What you will do:
List each line of the data that holds the string "Kill", please.

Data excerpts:
★ ★ ★ ★ ★
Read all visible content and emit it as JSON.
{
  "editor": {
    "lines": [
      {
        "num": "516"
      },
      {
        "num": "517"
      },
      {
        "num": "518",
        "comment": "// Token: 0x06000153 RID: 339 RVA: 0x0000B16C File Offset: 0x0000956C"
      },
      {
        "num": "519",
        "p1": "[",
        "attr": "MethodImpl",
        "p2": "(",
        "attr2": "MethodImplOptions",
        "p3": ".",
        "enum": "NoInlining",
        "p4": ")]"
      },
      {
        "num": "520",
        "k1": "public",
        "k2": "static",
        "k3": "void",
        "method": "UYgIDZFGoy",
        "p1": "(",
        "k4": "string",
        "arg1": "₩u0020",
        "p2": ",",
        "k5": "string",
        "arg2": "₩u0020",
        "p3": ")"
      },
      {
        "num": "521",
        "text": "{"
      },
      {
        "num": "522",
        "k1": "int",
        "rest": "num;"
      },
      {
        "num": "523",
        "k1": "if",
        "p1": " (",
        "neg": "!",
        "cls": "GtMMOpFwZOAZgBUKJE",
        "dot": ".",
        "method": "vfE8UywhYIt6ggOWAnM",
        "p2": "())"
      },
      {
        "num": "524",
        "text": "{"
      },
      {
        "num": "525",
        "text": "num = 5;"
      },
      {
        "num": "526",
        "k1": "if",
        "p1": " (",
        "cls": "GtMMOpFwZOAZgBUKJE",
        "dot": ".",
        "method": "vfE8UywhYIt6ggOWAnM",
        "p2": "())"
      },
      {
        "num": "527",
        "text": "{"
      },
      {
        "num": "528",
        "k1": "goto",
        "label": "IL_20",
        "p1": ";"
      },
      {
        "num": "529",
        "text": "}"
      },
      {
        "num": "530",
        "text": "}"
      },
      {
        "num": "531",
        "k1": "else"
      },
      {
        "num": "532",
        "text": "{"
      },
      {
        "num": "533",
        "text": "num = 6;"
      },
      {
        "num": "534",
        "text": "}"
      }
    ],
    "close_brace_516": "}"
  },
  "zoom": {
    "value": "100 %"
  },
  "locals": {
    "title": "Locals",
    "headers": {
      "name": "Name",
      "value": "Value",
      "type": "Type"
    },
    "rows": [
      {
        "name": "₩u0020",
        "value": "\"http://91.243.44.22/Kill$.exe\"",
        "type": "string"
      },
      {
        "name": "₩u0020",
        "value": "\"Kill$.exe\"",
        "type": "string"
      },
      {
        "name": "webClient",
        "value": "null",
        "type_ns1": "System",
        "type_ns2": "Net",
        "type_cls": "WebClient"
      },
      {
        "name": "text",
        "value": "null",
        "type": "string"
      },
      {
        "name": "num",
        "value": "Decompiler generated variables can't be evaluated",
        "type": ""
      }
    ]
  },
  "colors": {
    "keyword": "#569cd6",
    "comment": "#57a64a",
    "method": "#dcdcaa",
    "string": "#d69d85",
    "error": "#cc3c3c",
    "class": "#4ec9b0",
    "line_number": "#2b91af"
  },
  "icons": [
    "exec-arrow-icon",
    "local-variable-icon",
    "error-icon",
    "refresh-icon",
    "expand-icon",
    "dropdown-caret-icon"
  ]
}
★ ★ ★ ★ ★
Exercise output:
        "value": "\"http://91.243.44.22/Kill$.exe\"",
        "value": "\"Kill$.exe\"",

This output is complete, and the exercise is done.